REQUIREMENT: Return all lines with the word "label" in them.

━━━

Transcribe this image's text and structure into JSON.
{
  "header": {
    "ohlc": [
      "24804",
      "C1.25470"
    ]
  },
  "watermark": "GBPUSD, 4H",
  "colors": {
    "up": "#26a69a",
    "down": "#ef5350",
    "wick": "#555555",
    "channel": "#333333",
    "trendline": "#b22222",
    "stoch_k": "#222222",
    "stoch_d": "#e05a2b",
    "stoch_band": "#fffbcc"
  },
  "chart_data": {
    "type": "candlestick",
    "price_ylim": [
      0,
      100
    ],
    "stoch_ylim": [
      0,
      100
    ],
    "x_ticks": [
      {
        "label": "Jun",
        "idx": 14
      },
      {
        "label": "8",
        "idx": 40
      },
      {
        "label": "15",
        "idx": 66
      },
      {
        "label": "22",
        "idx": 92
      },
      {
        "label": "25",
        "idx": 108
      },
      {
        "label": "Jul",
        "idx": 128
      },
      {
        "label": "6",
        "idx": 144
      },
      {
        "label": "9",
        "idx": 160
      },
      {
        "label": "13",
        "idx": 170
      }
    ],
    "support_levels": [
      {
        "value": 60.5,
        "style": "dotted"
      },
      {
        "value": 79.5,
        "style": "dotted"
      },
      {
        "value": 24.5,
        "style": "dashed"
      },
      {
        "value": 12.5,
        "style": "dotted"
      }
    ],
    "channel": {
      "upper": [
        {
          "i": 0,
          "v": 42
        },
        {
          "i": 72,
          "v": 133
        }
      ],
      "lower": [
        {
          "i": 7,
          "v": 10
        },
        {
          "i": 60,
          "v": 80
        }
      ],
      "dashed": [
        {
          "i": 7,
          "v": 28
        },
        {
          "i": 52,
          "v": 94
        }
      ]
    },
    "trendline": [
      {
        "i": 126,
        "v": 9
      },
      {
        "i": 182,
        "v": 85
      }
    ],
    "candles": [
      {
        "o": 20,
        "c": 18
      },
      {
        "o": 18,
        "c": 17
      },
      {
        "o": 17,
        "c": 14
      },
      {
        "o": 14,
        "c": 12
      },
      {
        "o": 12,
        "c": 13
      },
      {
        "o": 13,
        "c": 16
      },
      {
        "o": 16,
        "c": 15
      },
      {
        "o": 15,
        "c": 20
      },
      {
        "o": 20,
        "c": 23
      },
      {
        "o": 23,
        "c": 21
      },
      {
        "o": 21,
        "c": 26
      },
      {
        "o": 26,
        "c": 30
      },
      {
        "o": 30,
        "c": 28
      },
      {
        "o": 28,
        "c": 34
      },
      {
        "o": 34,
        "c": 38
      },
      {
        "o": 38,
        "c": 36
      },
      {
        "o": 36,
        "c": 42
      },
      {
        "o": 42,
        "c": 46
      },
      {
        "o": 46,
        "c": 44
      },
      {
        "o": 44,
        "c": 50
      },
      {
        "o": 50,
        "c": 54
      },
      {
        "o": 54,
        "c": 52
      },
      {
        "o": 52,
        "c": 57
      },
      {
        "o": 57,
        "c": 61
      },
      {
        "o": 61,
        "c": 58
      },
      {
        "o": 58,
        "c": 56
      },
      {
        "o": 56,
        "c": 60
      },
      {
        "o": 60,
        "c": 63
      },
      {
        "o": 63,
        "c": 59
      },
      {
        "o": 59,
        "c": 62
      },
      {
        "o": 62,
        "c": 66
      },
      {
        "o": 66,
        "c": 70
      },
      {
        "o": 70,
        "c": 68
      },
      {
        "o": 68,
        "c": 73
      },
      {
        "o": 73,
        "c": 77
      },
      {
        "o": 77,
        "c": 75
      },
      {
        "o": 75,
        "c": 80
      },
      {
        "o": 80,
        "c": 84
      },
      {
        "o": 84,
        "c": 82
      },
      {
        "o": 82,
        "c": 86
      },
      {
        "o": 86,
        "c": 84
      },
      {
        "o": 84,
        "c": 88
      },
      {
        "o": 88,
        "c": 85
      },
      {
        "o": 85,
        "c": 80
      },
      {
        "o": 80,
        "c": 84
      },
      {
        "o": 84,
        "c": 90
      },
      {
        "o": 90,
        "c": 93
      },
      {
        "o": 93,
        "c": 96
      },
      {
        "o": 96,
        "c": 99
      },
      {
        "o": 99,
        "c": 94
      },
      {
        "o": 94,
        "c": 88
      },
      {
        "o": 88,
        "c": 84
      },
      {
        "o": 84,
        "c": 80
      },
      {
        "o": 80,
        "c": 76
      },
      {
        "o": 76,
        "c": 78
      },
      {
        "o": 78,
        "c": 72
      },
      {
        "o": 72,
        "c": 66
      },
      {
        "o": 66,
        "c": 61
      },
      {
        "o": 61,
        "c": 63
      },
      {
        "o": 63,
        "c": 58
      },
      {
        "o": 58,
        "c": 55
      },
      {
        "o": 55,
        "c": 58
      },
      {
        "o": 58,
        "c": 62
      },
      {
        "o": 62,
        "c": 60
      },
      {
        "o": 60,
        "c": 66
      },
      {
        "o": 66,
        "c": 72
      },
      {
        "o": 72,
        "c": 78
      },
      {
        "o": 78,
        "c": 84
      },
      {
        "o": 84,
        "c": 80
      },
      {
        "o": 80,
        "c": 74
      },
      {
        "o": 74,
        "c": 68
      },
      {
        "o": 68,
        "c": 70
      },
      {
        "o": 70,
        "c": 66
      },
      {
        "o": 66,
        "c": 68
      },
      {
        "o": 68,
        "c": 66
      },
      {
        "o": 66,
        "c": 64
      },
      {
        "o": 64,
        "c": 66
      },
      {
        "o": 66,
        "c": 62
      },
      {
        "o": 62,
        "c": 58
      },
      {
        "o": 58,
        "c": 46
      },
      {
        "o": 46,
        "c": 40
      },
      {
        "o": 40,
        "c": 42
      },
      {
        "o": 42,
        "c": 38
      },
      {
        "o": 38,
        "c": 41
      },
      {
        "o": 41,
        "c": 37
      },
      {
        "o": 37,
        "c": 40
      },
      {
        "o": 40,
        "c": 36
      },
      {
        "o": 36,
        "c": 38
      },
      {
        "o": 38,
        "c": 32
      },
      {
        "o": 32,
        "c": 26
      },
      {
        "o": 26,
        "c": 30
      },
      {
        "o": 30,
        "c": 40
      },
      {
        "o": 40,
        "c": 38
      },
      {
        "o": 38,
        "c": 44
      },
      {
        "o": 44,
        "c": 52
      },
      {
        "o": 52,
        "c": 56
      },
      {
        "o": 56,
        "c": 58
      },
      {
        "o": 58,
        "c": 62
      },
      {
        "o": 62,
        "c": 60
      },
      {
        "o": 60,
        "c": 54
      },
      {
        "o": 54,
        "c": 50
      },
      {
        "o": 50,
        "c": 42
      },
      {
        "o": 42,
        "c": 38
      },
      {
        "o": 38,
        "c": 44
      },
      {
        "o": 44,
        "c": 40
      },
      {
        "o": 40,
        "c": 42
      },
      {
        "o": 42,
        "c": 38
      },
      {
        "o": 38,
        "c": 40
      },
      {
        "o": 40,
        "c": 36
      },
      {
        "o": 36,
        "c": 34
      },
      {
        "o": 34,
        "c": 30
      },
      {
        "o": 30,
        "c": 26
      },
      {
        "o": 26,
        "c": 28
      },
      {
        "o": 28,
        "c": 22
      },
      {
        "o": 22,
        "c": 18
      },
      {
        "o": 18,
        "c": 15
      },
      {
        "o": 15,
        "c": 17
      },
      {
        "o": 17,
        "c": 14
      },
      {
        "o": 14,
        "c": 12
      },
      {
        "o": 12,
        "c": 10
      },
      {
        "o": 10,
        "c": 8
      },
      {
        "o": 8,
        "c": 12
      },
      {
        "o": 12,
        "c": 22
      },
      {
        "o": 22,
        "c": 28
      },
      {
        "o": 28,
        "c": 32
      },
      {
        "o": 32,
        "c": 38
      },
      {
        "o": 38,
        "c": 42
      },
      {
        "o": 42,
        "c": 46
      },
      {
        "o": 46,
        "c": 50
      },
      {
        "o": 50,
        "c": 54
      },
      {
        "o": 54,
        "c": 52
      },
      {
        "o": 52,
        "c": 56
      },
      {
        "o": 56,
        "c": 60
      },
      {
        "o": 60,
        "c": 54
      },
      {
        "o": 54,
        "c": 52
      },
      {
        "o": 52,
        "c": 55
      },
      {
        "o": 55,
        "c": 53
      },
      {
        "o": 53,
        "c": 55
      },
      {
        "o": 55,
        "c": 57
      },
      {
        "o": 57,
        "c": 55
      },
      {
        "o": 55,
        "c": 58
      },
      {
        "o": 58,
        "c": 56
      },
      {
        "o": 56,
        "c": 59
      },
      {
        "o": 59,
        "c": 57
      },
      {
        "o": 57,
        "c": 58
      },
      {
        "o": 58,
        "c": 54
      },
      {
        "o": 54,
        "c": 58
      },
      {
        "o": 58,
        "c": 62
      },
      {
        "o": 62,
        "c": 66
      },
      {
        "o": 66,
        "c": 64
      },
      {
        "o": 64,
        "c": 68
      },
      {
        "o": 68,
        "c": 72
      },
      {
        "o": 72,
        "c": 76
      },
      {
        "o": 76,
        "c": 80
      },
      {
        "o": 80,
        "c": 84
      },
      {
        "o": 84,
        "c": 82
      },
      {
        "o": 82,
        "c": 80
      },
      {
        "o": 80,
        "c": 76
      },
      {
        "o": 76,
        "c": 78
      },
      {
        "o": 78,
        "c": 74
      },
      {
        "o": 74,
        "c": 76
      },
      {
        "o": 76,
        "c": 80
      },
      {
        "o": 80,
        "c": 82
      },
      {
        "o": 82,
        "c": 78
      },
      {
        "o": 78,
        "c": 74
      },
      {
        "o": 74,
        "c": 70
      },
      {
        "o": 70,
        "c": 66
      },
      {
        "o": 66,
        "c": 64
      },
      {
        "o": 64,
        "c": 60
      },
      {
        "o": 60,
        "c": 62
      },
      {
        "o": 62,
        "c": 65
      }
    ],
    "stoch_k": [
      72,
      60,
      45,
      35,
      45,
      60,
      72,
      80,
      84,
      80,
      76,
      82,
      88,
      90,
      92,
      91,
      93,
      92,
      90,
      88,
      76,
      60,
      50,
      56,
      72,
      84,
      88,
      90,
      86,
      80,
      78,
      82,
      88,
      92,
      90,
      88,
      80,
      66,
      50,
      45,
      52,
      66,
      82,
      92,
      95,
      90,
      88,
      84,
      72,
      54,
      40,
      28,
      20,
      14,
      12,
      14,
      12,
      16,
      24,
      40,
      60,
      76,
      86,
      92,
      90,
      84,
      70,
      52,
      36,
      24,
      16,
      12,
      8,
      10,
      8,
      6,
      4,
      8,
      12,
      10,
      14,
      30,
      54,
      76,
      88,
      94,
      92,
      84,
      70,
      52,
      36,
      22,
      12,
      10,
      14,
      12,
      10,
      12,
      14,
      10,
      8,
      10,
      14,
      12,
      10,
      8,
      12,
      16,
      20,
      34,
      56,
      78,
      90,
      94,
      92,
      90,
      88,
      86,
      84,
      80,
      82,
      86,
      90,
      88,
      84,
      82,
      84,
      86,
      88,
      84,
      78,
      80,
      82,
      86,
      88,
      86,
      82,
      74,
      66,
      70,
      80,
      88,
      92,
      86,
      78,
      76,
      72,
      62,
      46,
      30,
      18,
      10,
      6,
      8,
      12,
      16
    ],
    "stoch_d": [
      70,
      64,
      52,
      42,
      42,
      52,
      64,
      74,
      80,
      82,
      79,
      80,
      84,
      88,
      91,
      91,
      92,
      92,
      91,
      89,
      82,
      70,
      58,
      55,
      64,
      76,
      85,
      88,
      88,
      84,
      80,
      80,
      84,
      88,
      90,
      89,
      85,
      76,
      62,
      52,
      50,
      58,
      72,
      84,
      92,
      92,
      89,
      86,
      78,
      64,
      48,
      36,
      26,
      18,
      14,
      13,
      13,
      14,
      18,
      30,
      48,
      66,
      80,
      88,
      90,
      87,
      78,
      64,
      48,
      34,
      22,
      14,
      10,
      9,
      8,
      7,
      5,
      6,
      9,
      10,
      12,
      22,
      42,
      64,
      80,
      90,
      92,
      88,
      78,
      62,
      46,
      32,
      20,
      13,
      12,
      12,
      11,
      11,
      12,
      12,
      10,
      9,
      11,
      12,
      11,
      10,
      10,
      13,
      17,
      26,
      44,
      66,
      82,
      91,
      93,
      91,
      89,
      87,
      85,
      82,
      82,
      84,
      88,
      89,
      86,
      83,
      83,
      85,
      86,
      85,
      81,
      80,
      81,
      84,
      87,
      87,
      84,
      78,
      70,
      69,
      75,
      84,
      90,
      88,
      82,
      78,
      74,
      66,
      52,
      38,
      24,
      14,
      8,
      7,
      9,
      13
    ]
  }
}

━━━

TASK SOLUTION:
        "label": "Jun",
        "label": "8",
        "label": "15",
        "label": "22",
        "label": "25",
        "label": "Jul",
        "label": "6",
        "label": "9",
        "label": "13",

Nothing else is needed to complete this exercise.